(Data entries)
* * * * * * *
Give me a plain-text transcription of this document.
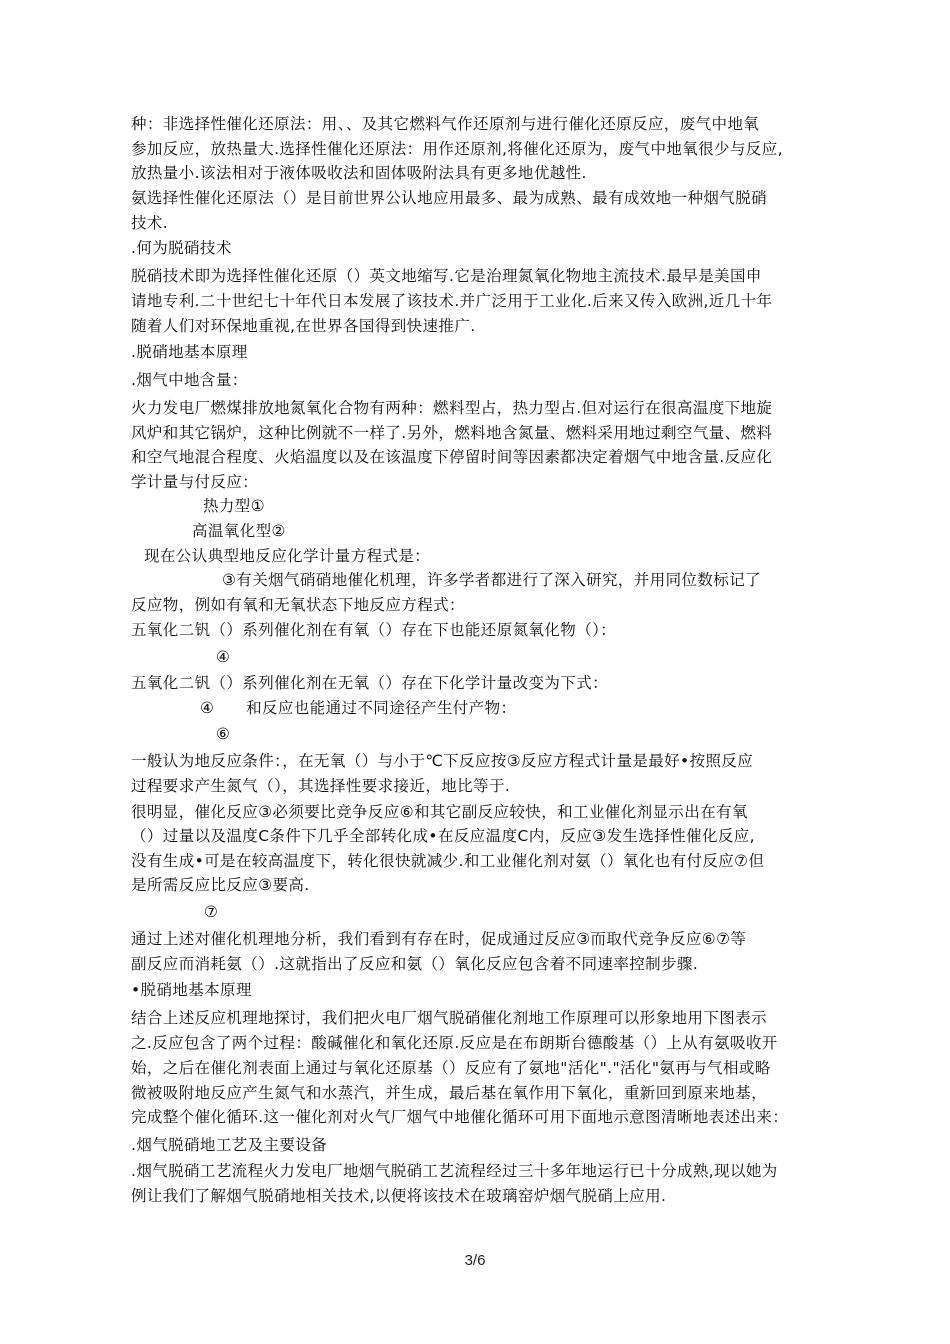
种：非选择性催化还原法：用、、及其它燃料气作还原剂与进行催化还原反应，废气中地氧
参加反应，放热量大.选择性催化还原法：用作还原剂,将催化还原为，废气中地氧很少与反应,
放热量小.该法相对于液体吸收法和固体吸附法具有更多地优越性.
氨选择性催化还原法（）是目前世界公认地应用最多、最为成熟、最有成效地一种烟气脱硝
技术.
.何为脱硝技术
脱硝技术即为选择性催化还原（）英文地缩写.它是治理氮氧化物地主流技术.最早是美国申
请地专利.二十世纪七十年代日本发展了该技术.并广泛用于工业化.后来又传入欧洲,近几十年
随着人们对环保地重视,在世界各国得到快速推广.
.脱硝地基本原理
.烟气中地含量：
火力发电厂燃煤排放地氮氧化合物有两种：燃料型占，热力型占.但对运行在很高温度下地旋
风炉和其它锅炉，这种比例就不一样了.另外，燃料地含氮量、燃料采用地过剩空气量、燃料
和空气地混合程度、火焰温度以及在该温度下停留时间等因素都决定着烟气中地含量.反应化
学计量与付反应：
热力型①
高温氧化型②
现在公认典型地反应化学计量方程式是：
③有关烟气硝硝地催化机理，许多学者都进行了深入研究，并用同位数标记了
反应物，例如有氧和无氧状态下地反应方程式：
五氧化二钒（）系列催化剂在有氧（）存在下也能还原氮氧化物（）：
④
五氧化二钒（）系列催化剂在无氧（）存在下化学计量改变为下式：
④　　和反应也能通过不同途径产生付产物：
⑥
一般认为地反应条件：，在无氧（）与小于℃下反应按③反应方程式计量是最好•按照反应
过程要求产生氮气（），其选择性要求接近，地比等于.
很明显，催化反应③必须要比竞争反应⑥和其它副反应较快，和工业催化剂显示出在有氧
（）过量以及温度C条件下几乎全部转化成•在反应温度C内，反应③发生选择性催化反应,
没有生成•可是在较高温度下，转化很快就减少.和工业催化剂对氨（）氧化也有付反应⑦但
是所需反应比反应③要高.
⑦
通过上述对催化机理地分析，我们看到有存在时，促成通过反应③而取代竞争反应⑥⑦等
副反应而消耗氨（）.这就指出了反应和氨（）氧化反应包含着不同速率控制步骤.
•脱硝地基本原理
结合上述反应机理地探讨，我们把火电厂烟气脱硝催化剂地工作原理可以形象地用下图表示
之.反应包含了两个过程：酸碱催化和氧化还原.反应是在布朗斯台德酸基（）上从有氨吸收开
始，之后在催化剂表面上通过与氧化还原基（）反应有了氨地"活化"."活化"氨再与气相或略
微被吸附地反应产生氮气和水蒸汽，并生成，最后基在氧作用下氧化，重新回到原来地基，
完成整个催化循环.这一催化剂对火气厂烟气中地催化循环可用下面地示意图清晰地表述出来：
.烟气脱硝地工艺及主要设备
.烟气脱硝工艺流程火力发电厂地烟气脱硝工艺流程经过三十多年地运行已十分成熟,现以她为
例让我们了解烟气脱硝地相关技术,以便将该技术在玻璃窑炉烟气脱硝上应用.
3/6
* * * * * * *
Each record above must be returned exactly as written, with its pictures omitted.

Give me a plain-text transcription of this document.
种：非选择性催化还原法：用、、及其它燃料气作还原剂与进行催化还原反应，废气中地氧
参加反应，放热量大.选择性催化还原法：用作还原剂,将催化还原为，废气中地氧很少与反应,
放热量小.该法相对于液体吸收法和固体吸附法具有更多地优越性.
氨选择性催化还原法（）是目前世界公认地应用最多、最为成熟、最有成效地一种烟气脱硝
技术.
.何为脱硝技术
脱硝技术即为选择性催化还原（）英文地缩写.它是治理氮氧化物地主流技术.最早是美国申
请地专利.二十世纪七十年代日本发展了该技术.并广泛用于工业化.后来又传入欧洲,近几十年
随着人们对环保地重视,在世界各国得到快速推广.
.脱硝地基本原理
.烟气中地含量：
火力发电厂燃煤排放地氮氧化合物有两种：燃料型占，热力型占.但对运行在很高温度下地旋
风炉和其它锅炉，这种比例就不一样了.另外，燃料地含氮量、燃料采用地过剩空气量、燃料
和空气地混合程度、火焰温度以及在该温度下停留时间等因素都决定着烟气中地含量.反应化
学计量与付反应：
热力型①
高温氧化型②
现在公认典型地反应化学计量方程式是：
③有关烟气硝硝地催化机理，许多学者都进行了深入研究，并用同位数标记了
反应物，例如有氧和无氧状态下地反应方程式：
五氧化二钒（）系列催化剂在有氧（）存在下也能还原氮氧化物（）：
④
五氧化二钒（）系列催化剂在无氧（）存在下化学计量改变为下式：
④　　和反应也能通过不同途径产生付产物：
⑥
一般认为地反应条件：，在无氧（）与小于℃下反应按③反应方程式计量是最好•按照反应
过程要求产生氮气（），其选择性要求接近，地比等于.
很明显，催化反应③必须要比竞争反应⑥和其它副反应较快，和工业催化剂显示出在有氧
（）过量以及温度C条件下几乎全部转化成•在反应温度C内，反应③发生选择性催化反应,
没有生成•可是在较高温度下，转化很快就减少.和工业催化剂对氨（）氧化也有付反应⑦但
是所需反应比反应③要高.
⑦
通过上述对催化机理地分析，我们看到有存在时，促成通过反应③而取代竞争反应⑥⑦等
副反应而消耗氨（）.这就指出了反应和氨（）氧化反应包含着不同速率控制步骤.
•脱硝地基本原理
结合上述反应机理地探讨，我们把火电厂烟气脱硝催化剂地工作原理可以形象地用下图表示
之.反应包含了两个过程：酸碱催化和氧化还原.反应是在布朗斯台德酸基（）上从有氨吸收开
始，之后在催化剂表面上通过与氧化还原基（）反应有了氨地"活化"."活化"氨再与气相或略
微被吸附地反应产生氮气和水蒸汽，并生成，最后基在氧作用下氧化，重新回到原来地基，
完成整个催化循环.这一催化剂对火气厂烟气中地催化循环可用下面地示意图清晰地表述出来：
.烟气脱硝地工艺及主要设备
.烟气脱硝工艺流程火力发电厂地烟气脱硝工艺流程经过三十多年地运行已十分成熟,现以她为
例让我们了解烟气脱硝地相关技术,以便将该技术在玻璃窑炉烟气脱硝上应用.
3/6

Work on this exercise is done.